◆ EXERCISE BRIEF
Filter this material down to the lines that hold "access", copying each one.

————————

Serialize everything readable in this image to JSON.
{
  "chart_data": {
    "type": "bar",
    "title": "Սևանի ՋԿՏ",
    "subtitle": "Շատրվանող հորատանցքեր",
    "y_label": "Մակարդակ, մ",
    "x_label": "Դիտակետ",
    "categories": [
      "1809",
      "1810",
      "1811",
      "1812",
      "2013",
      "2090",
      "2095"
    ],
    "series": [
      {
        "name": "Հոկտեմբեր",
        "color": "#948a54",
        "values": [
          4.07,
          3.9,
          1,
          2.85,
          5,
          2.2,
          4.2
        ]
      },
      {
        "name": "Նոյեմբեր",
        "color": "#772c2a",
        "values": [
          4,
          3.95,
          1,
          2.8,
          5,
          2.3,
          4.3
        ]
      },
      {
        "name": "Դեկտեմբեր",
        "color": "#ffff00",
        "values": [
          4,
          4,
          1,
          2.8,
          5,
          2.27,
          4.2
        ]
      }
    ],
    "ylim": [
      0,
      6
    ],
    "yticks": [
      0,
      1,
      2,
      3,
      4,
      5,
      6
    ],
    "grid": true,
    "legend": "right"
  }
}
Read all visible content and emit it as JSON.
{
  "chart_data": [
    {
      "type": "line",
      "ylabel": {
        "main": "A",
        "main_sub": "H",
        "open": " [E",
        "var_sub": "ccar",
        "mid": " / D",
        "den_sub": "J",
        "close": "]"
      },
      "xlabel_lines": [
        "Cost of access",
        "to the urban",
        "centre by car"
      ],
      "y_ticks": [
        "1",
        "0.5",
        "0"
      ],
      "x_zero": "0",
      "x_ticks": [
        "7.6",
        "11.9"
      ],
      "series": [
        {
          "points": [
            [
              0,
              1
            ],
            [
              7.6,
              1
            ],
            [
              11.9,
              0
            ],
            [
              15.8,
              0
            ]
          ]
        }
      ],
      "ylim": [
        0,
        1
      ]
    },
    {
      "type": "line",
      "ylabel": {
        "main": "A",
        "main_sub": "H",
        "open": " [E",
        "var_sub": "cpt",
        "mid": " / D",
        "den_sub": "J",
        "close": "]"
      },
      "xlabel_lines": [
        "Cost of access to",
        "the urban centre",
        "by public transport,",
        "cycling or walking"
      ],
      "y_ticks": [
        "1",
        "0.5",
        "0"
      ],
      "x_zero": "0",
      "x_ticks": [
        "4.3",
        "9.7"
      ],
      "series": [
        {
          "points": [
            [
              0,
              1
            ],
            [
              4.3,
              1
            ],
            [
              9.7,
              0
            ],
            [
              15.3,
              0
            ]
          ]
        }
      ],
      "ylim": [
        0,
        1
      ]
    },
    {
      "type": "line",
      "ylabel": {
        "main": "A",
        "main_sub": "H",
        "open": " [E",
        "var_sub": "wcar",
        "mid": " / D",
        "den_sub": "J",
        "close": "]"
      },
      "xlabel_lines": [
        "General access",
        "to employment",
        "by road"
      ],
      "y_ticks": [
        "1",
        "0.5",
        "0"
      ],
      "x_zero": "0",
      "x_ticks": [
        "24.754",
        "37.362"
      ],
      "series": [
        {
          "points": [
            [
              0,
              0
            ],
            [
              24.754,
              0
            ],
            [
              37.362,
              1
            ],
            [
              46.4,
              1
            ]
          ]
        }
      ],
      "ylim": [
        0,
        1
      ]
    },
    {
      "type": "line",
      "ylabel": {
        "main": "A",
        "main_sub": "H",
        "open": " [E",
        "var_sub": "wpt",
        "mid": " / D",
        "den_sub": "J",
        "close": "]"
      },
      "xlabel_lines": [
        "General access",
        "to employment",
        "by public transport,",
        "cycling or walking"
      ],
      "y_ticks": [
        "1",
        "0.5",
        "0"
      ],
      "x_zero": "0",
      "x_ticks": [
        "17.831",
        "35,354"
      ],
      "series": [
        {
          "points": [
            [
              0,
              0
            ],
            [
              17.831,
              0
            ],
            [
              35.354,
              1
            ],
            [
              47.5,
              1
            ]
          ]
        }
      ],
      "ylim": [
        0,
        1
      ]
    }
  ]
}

————————

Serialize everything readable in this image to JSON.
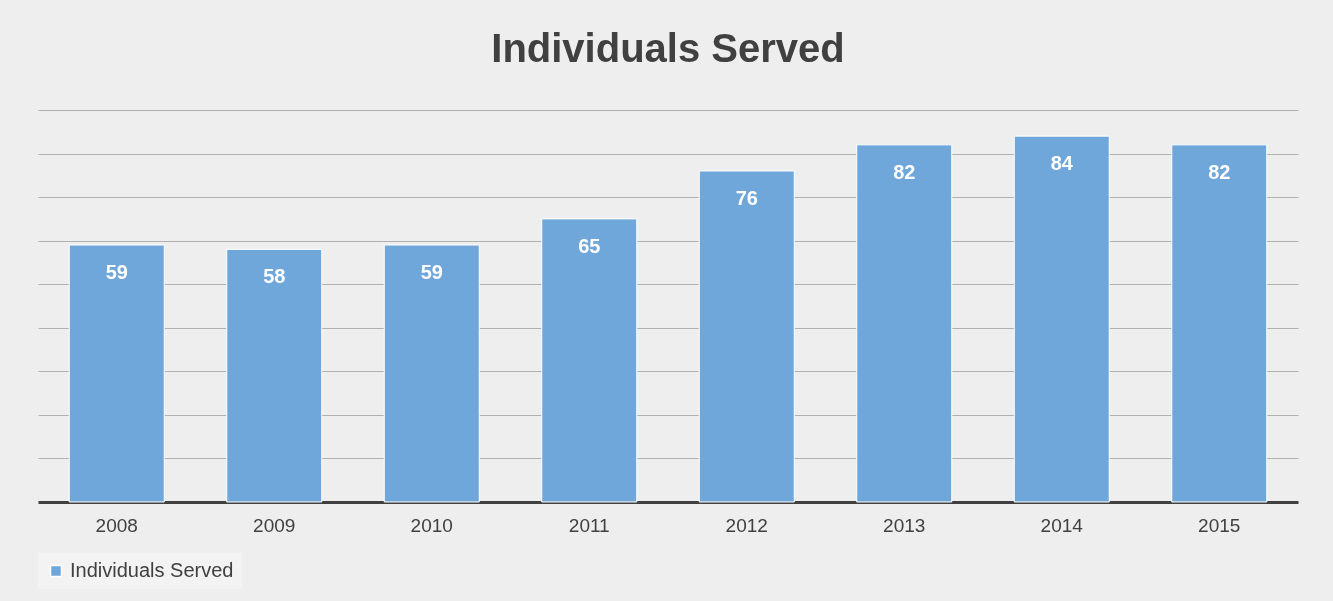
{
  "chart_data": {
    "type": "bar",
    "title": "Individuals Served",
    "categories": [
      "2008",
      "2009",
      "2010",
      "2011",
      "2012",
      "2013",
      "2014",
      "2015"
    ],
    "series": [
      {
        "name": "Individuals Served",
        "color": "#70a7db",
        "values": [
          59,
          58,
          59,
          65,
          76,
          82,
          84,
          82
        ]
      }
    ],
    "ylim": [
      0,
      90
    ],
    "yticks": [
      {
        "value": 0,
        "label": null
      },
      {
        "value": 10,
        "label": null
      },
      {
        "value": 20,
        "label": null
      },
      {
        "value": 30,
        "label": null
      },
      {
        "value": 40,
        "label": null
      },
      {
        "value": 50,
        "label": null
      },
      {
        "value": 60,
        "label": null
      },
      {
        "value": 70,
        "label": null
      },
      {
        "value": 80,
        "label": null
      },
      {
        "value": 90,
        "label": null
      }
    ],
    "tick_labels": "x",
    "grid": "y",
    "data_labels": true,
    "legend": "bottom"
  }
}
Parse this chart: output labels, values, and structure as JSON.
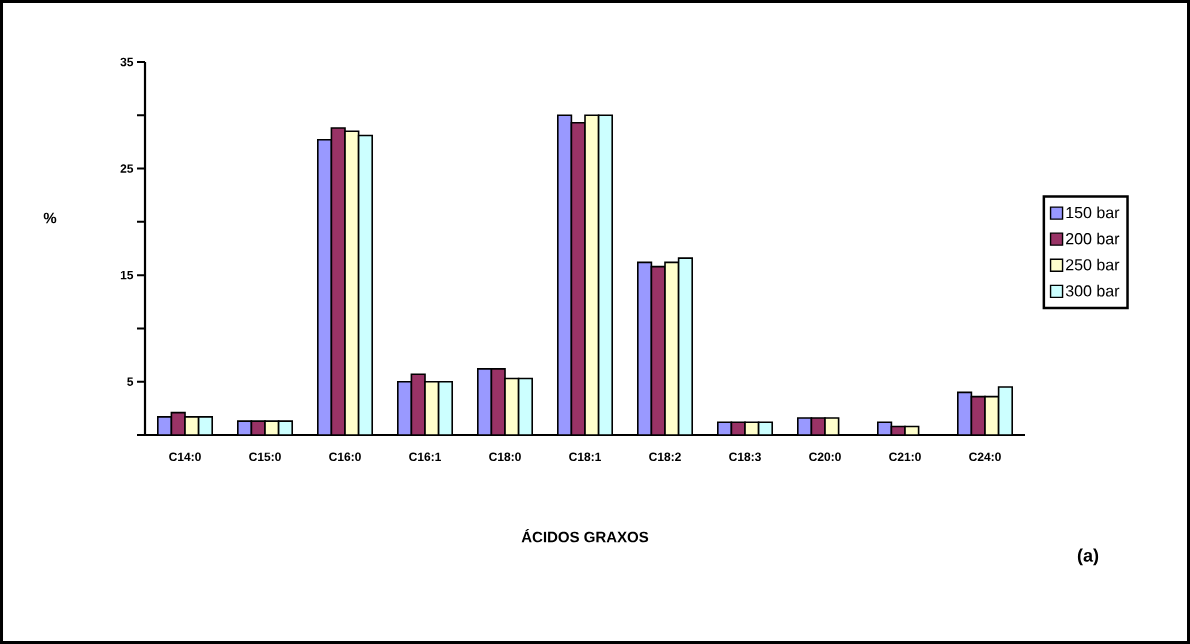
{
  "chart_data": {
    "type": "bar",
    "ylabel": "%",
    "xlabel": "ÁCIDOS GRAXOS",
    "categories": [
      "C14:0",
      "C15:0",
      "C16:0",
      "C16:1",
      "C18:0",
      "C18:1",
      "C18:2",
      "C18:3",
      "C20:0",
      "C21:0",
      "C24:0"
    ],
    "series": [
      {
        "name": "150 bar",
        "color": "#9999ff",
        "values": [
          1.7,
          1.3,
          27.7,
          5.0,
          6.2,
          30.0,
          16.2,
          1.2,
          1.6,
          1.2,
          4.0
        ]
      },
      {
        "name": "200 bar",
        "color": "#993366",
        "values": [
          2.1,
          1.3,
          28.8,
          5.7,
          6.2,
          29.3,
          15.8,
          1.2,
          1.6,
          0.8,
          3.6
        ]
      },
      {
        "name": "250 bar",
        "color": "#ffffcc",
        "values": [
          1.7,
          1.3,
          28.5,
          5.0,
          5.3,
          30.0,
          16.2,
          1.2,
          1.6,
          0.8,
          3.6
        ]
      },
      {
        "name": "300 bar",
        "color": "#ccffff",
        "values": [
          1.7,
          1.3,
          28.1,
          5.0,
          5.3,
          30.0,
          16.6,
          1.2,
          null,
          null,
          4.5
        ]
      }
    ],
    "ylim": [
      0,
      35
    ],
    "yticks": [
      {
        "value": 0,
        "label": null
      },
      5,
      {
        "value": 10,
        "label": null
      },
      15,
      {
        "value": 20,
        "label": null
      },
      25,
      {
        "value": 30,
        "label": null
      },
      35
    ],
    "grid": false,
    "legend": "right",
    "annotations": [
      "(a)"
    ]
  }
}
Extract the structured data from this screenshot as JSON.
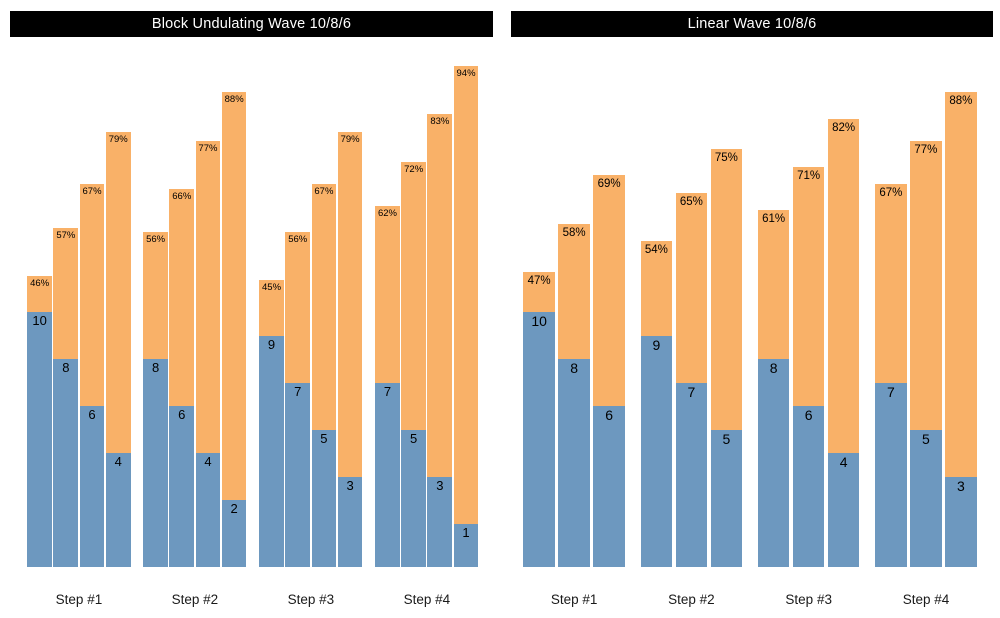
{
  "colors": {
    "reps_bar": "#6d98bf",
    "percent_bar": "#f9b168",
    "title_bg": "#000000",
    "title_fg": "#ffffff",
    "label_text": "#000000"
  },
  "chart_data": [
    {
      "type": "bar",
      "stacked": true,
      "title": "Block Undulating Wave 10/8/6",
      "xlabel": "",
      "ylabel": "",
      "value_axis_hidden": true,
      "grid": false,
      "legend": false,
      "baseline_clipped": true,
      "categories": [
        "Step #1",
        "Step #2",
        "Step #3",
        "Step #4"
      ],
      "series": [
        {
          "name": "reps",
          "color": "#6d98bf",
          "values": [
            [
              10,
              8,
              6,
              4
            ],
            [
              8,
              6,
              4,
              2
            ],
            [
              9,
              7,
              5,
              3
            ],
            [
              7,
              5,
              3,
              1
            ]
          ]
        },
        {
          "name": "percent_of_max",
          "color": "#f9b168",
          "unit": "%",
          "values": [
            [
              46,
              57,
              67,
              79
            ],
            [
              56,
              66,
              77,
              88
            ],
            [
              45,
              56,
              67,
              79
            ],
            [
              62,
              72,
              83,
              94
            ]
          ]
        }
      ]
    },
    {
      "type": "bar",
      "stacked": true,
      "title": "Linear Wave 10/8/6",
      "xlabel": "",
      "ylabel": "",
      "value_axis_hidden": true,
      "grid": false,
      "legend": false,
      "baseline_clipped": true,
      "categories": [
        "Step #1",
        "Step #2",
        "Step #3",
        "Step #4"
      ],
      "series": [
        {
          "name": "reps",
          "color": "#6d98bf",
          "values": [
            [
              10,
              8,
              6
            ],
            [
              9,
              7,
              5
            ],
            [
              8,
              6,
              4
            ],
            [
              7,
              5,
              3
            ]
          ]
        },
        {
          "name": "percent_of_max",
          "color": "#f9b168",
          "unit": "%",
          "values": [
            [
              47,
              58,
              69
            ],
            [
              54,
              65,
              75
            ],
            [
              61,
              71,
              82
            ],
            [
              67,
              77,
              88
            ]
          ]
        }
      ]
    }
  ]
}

————————

◆ COMPLETED TASK
        "Cost of access",
        "Cost of access to",
        "General access",
        "General access",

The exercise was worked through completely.